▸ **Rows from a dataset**
-- Begin --
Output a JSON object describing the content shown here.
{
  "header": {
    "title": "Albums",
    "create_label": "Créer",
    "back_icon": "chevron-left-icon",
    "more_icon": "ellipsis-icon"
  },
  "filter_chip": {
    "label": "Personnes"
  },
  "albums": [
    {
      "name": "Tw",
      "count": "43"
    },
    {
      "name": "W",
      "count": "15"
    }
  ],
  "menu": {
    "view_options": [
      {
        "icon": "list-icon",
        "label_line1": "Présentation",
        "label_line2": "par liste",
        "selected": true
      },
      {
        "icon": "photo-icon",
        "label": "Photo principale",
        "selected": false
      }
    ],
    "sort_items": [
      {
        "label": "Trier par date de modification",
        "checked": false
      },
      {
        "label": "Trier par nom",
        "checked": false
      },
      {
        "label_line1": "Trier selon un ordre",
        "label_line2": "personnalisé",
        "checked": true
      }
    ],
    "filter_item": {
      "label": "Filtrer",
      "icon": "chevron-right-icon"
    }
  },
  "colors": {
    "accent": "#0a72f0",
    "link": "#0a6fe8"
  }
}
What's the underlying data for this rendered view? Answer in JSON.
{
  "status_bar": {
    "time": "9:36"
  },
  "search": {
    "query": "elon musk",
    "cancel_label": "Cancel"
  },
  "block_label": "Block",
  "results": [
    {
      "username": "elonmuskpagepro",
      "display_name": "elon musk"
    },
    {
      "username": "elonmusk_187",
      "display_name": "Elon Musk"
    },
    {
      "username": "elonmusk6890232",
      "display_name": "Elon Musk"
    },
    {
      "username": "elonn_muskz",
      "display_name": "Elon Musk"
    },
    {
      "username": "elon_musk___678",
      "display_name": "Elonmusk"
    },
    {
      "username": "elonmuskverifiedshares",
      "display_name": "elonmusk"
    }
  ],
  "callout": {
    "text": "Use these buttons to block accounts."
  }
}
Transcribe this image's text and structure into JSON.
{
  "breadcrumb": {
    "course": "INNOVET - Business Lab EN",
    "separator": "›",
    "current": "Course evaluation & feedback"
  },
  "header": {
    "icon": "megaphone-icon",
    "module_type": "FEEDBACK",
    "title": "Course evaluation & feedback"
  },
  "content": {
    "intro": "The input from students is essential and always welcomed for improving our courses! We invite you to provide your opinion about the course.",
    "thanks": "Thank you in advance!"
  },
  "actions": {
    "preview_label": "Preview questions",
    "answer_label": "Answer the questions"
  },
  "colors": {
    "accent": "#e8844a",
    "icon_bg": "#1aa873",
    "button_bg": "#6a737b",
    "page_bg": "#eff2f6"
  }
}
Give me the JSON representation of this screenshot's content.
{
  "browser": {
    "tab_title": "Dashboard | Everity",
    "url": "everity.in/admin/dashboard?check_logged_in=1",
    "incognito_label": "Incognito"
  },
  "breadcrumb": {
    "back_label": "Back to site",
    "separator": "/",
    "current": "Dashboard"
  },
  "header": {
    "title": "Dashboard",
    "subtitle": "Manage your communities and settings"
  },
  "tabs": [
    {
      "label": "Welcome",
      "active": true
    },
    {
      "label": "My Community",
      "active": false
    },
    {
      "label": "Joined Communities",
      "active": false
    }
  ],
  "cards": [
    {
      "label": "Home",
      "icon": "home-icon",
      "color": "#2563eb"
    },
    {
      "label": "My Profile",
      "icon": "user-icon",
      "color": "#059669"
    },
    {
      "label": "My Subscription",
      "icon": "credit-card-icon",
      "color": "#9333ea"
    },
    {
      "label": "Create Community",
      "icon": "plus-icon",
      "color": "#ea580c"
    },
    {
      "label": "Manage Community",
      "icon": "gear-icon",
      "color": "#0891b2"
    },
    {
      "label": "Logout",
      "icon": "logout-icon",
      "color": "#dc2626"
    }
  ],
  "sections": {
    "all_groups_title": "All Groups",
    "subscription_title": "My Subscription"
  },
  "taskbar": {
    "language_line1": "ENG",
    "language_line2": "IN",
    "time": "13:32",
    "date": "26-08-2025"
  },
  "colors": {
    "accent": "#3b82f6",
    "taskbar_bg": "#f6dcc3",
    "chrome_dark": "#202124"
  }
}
-- End --
▸ **Task goal**
Where a line of the material above holds the string "username", copy that line.

▸ **Task response**
      "username": "elonmuskpagepro",
      "username": "elonmusk_187",
      "username": "elonmusk6890232",
      "username": "elonn_muskz",
      "username": "elon_musk___678",
      "username": "elonmuskverifiedshares",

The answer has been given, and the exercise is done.